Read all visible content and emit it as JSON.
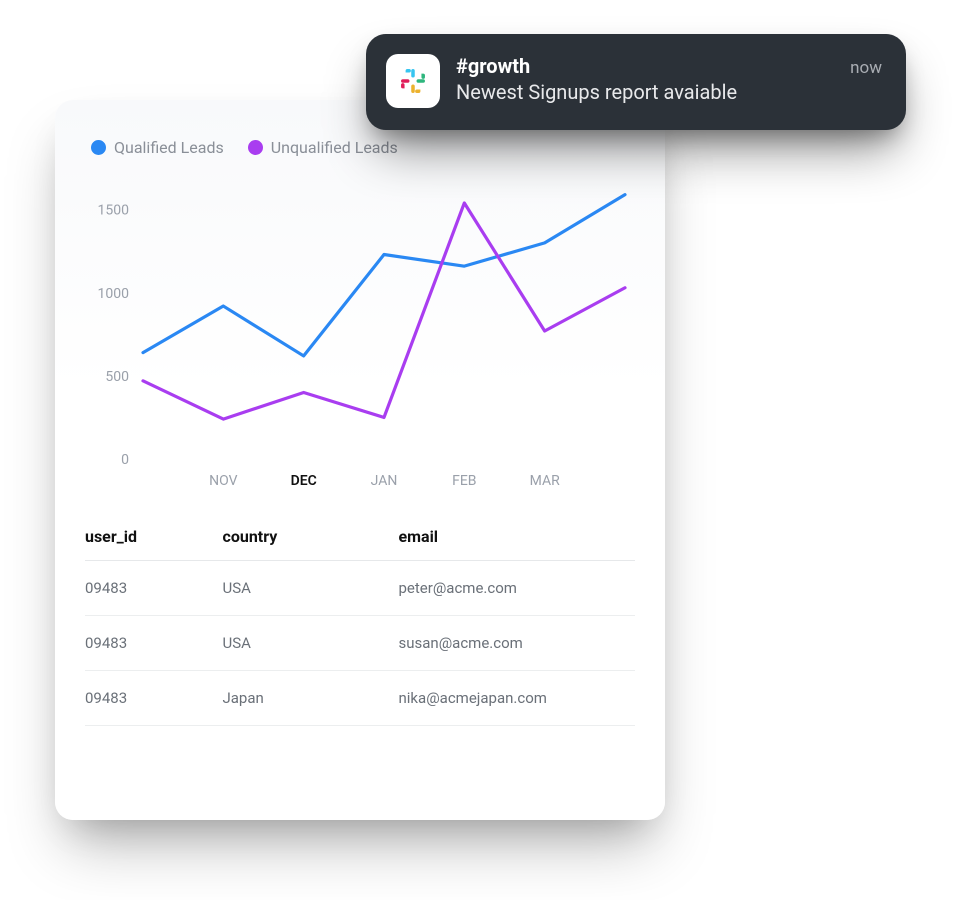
{
  "notification": {
    "title": "#growth",
    "message": "Newest Signups report avaiable",
    "time": "now"
  },
  "legend": {
    "qualified_label": "Qualified Leads",
    "unqualified_label": "Unqualified Leads",
    "qualified_color": "#2a88f3",
    "unqualified_color": "#a93df0"
  },
  "chart_data": {
    "type": "line",
    "xlabel": "",
    "ylabel": "",
    "ylim": [
      0,
      1600
    ],
    "y_ticks": [
      0,
      500,
      1000,
      1500
    ],
    "categories": [
      "",
      "NOV",
      "DEC",
      "JAN",
      "FEB",
      "MAR",
      ""
    ],
    "active_category": "DEC",
    "series": [
      {
        "name": "Qualified Leads",
        "color": "#2a88f3",
        "values": [
          640,
          920,
          620,
          1230,
          1160,
          1300,
          1590
        ]
      },
      {
        "name": "Unqualified Leads",
        "color": "#a93df0",
        "values": [
          470,
          240,
          400,
          250,
          1540,
          770,
          1030
        ]
      }
    ]
  },
  "table": {
    "columns": {
      "user_id": "user_id",
      "country": "country",
      "email": "email"
    },
    "rows": [
      {
        "user_id": "09483",
        "country": "USA",
        "email": "peter@acme.com"
      },
      {
        "user_id": "09483",
        "country": "USA",
        "email": "susan@acme.com"
      },
      {
        "user_id": "09483",
        "country": "Japan",
        "email": "nika@acmejapan.com"
      }
    ]
  }
}
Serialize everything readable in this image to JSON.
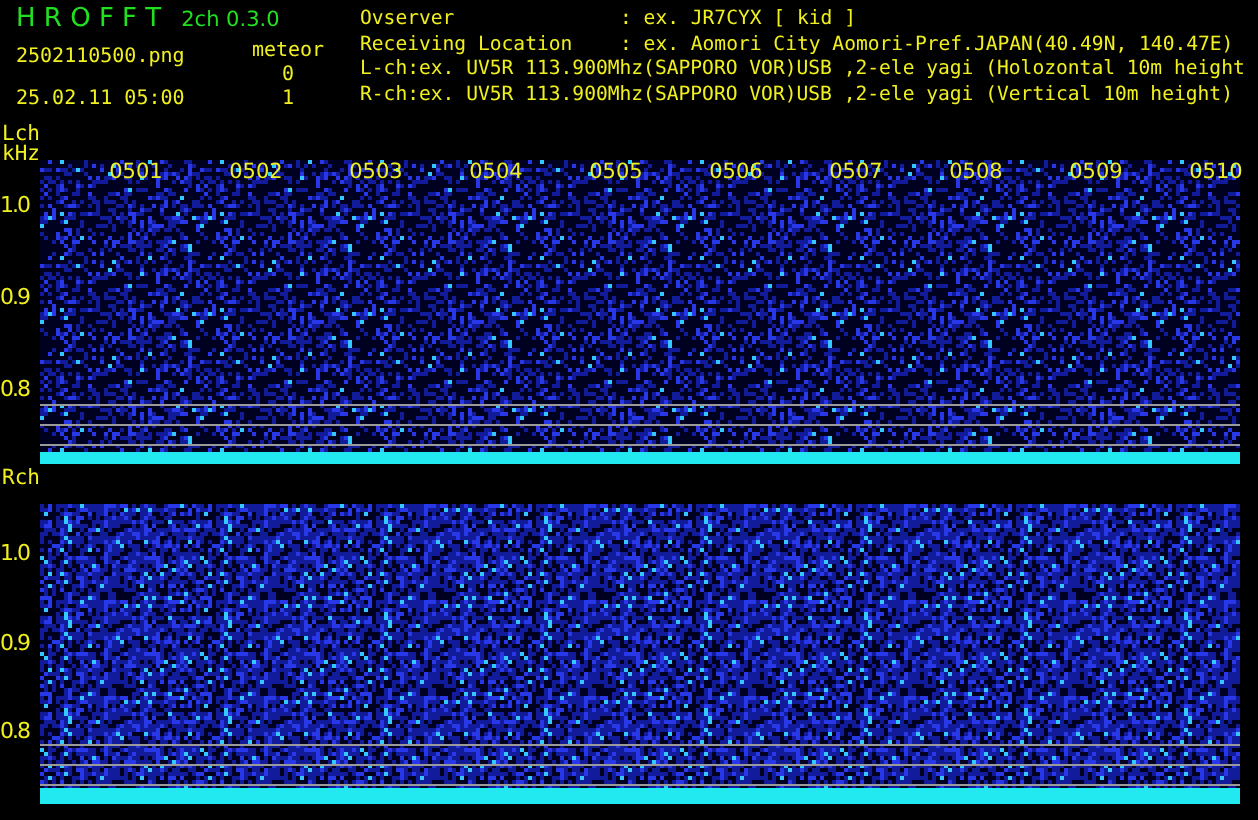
================
What is expected >> Using the records above, output their complete text exactly, minus any images.

Reply to the exercise >>
Read all visible content and emit it as JSON.
{
  "notification": {
    "title": "#growth",
    "message": "Newest Signups report avaiable",
    "time": "now"
  },
  "legend": {
    "qualified_label": "Qualified Leads",
    "unqualified_label": "Unqualified Leads",
    "qualified_color": "#2a88f3",
    "unqualified_color": "#a93df0"
  },
  "chart_data": {
    "type": "line",
    "xlabel": "",
    "ylabel": "",
    "ylim": [
      0,
      1600
    ],
    "y_ticks": [
      0,
      500,
      1000,
      1500
    ],
    "categories": [
      "",
      "NOV",
      "DEC",
      "JAN",
      "FEB",
      "MAR",
      ""
    ],
    "active_category": "DEC",
    "series": [
      {
        "name": "Qualified Leads",
        "color": "#2a88f3",
        "values": [
          640,
          920,
          620,
          1230,
          1160,
          1300,
          1590
        ]
      },
      {
        "name": "Unqualified Leads",
        "color": "#a93df0",
        "values": [
          470,
          240,
          400,
          250,
          1540,
          770,
          1030
        ]
      }
    ]
  },
  "table": {
    "columns": {
      "user_id": "user_id",
      "country": "country",
      "email": "email"
    },
    "rows": [
      {
        "user_id": "09483",
        "country": "USA",
        "email": "peter@acme.com"
      },
      {
        "user_id": "09483",
        "country": "USA",
        "email": "susan@acme.com"
      },
      {
        "user_id": "09483",
        "country": "Japan",
        "email": "nika@acmejapan.com"
      }
    ]
  }
}
Serialize everything readable in this image to JSON.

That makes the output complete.